Required work = Collect each line holding the string "Мало".

Recorded data =
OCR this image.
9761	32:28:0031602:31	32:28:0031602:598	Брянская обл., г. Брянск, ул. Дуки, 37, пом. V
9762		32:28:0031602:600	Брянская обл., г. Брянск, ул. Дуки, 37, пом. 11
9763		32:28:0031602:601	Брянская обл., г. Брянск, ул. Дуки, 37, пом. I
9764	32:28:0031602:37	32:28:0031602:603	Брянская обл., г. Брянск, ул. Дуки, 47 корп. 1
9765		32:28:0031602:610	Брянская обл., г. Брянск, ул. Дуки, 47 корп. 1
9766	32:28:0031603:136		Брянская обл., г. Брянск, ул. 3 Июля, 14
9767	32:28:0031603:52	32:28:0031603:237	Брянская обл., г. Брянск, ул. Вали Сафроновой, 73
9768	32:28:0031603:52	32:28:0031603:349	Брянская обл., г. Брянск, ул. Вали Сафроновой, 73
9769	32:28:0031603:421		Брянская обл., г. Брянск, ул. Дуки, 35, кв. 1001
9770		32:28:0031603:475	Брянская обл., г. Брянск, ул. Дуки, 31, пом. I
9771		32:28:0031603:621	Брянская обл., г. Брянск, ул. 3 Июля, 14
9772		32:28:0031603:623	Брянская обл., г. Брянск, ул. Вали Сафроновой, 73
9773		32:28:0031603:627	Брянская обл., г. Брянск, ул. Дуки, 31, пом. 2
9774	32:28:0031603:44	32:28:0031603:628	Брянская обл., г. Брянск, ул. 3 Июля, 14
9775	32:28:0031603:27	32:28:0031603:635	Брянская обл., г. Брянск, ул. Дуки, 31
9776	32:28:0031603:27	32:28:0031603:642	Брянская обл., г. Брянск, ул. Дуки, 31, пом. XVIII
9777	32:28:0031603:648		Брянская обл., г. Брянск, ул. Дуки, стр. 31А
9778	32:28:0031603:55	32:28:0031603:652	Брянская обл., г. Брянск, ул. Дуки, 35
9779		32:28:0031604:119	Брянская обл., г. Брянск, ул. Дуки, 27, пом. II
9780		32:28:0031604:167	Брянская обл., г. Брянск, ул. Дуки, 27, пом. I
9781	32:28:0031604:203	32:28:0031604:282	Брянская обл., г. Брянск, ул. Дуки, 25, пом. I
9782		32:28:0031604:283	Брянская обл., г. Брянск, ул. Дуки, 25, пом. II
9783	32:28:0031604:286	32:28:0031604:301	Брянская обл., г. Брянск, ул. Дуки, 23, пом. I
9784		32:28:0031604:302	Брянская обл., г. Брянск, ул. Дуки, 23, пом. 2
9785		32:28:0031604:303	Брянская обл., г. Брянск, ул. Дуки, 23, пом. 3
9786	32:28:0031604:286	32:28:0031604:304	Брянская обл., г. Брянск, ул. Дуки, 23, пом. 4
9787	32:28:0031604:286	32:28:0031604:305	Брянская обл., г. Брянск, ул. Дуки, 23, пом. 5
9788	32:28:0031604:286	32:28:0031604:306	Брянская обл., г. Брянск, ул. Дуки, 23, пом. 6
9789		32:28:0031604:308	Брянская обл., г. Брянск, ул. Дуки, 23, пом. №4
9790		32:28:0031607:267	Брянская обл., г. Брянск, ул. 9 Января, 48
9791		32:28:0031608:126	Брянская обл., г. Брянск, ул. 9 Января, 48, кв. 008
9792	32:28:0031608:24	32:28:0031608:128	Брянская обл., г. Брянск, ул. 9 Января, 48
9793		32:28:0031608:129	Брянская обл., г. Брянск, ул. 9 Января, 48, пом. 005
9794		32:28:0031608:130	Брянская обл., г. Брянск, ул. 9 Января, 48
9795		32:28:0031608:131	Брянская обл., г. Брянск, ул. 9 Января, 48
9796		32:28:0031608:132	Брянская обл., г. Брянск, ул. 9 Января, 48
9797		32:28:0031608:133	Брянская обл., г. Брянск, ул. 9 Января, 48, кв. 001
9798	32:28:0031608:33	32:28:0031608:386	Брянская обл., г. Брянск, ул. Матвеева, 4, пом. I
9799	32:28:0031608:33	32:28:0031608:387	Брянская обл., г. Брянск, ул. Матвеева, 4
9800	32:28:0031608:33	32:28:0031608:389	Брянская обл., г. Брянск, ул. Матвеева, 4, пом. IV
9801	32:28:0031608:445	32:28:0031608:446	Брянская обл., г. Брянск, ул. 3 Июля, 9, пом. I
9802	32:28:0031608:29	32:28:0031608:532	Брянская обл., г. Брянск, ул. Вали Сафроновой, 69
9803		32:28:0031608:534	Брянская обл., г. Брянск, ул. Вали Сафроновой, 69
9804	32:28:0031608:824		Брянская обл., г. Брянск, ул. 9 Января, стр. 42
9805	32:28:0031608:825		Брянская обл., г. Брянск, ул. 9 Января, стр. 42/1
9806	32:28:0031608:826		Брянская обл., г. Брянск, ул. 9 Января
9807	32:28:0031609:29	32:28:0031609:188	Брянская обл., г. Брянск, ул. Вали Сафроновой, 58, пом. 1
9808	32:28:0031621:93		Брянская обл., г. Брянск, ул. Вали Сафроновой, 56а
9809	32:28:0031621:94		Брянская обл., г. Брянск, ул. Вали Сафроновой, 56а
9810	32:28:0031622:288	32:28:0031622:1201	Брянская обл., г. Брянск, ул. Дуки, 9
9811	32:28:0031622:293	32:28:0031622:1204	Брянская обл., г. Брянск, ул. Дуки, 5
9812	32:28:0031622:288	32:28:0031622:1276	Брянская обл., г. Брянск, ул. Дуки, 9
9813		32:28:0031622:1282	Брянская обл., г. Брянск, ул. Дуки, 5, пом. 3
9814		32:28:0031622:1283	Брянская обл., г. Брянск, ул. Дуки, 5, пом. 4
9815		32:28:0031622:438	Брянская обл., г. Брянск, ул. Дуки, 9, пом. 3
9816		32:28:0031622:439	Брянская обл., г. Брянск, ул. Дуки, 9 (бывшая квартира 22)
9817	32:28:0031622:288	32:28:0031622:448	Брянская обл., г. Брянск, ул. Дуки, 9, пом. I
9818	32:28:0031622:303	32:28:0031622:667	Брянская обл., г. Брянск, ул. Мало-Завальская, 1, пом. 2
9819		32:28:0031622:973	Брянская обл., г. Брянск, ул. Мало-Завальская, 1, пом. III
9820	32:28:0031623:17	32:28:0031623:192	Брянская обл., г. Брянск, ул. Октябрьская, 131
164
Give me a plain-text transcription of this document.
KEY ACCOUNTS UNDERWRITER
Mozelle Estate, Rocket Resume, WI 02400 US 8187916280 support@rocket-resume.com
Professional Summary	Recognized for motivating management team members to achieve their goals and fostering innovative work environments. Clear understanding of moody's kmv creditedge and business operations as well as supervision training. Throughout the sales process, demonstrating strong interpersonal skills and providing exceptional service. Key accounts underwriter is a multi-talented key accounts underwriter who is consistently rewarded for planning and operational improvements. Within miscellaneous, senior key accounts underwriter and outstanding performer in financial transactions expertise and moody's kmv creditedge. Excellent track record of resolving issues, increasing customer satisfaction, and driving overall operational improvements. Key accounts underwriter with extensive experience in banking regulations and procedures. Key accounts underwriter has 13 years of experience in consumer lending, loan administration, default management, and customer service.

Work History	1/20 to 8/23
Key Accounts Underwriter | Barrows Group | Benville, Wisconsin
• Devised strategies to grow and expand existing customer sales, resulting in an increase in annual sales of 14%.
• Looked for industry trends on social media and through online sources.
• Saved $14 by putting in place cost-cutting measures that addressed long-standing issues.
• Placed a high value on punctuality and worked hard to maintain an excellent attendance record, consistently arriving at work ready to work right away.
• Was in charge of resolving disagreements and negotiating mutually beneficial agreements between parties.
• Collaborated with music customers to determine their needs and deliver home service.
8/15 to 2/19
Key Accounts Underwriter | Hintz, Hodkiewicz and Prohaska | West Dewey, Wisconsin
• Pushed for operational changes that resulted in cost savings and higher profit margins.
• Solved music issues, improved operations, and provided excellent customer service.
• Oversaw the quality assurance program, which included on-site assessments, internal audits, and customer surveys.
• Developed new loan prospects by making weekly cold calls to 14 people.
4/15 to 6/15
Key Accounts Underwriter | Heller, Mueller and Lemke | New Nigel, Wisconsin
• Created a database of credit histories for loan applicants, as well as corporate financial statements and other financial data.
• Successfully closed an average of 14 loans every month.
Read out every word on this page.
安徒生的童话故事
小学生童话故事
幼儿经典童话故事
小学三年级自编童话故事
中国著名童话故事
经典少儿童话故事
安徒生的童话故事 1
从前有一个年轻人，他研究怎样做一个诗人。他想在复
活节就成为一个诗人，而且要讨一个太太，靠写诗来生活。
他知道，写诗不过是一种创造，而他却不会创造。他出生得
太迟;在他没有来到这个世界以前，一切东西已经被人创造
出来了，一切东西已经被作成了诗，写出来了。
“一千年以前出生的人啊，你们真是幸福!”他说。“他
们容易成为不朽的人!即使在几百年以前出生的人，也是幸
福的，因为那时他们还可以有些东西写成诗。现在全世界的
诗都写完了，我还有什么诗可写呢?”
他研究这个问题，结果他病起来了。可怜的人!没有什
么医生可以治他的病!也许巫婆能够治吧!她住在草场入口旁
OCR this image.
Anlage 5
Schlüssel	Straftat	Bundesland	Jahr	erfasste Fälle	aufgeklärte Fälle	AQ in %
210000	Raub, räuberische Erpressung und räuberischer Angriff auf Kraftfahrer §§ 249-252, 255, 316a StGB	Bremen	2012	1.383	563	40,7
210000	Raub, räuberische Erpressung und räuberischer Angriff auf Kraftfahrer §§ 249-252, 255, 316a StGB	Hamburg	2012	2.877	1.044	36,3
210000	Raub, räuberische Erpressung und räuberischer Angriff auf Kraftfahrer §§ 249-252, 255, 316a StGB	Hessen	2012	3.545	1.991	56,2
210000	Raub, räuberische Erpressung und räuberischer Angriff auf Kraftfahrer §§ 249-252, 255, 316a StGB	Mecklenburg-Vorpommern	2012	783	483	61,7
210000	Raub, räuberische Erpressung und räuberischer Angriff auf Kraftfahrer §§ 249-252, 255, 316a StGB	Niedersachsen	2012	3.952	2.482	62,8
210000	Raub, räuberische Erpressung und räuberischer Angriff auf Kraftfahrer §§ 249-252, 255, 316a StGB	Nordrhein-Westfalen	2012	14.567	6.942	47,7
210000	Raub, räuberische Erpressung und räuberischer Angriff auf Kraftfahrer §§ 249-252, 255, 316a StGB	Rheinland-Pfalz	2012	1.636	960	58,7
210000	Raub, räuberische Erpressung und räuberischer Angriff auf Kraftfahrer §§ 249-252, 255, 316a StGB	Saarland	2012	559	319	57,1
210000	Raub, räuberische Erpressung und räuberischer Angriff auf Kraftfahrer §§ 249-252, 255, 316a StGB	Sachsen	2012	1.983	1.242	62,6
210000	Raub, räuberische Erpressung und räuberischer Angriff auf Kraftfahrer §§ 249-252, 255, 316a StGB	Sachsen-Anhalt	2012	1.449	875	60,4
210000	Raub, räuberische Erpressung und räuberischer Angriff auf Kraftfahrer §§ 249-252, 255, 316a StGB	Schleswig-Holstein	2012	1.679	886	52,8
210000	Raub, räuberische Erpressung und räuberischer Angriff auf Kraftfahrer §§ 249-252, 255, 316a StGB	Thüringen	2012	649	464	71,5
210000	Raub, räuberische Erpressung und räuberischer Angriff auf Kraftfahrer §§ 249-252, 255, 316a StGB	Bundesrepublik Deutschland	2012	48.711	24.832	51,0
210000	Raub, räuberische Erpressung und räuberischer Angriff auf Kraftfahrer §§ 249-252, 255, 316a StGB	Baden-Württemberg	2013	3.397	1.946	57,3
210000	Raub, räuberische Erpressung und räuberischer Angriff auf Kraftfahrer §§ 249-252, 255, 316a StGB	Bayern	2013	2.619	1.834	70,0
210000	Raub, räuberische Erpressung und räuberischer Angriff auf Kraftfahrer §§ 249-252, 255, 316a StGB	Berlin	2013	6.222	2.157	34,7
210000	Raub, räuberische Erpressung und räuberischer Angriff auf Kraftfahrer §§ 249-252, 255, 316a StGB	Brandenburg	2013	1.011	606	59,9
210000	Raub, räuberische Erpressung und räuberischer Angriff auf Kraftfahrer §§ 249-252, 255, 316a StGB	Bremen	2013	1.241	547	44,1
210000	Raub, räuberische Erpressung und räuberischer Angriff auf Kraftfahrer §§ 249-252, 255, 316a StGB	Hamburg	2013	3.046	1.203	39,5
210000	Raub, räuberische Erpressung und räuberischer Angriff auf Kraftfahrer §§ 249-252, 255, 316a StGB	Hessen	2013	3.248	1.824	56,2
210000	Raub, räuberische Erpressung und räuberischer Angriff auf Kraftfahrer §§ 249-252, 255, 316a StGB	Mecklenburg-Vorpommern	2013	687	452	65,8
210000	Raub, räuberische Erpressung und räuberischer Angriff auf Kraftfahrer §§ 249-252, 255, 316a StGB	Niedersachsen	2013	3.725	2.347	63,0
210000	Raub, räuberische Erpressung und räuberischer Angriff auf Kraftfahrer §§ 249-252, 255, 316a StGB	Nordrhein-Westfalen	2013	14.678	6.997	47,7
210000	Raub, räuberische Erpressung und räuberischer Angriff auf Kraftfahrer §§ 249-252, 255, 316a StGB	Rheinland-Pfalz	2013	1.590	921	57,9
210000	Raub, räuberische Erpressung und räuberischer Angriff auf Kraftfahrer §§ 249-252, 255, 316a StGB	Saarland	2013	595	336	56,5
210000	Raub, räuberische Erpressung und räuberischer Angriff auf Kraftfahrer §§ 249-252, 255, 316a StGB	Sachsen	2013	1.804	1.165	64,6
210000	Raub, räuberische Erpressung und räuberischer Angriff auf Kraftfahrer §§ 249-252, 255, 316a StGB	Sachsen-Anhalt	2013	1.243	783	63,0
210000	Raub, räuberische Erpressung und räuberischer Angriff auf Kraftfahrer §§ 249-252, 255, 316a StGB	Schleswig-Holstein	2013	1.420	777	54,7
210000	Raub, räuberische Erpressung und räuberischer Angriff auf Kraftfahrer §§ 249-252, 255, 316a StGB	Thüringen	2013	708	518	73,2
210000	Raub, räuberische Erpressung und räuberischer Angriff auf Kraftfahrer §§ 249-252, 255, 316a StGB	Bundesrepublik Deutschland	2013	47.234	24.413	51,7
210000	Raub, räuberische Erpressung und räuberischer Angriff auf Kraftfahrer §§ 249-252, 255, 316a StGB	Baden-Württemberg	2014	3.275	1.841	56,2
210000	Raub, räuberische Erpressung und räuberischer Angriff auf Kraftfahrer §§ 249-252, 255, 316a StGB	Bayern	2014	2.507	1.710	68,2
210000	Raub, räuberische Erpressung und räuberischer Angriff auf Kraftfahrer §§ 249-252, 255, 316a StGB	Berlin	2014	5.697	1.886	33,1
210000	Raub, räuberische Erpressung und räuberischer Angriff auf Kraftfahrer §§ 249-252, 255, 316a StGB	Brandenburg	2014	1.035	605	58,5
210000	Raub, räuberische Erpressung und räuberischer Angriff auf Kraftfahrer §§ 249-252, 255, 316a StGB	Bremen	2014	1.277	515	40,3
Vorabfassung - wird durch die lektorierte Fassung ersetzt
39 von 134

Written solution =
9818	32:28:0031622:303	32:28:0031622:667	Брянская обл., г. Брянск, ул. Мало-Завальская, 1, пом. 2
9819		32:28:0031622:973	Брянская обл., г. Брянск, ул. Мало-Завальская, 1, пом. III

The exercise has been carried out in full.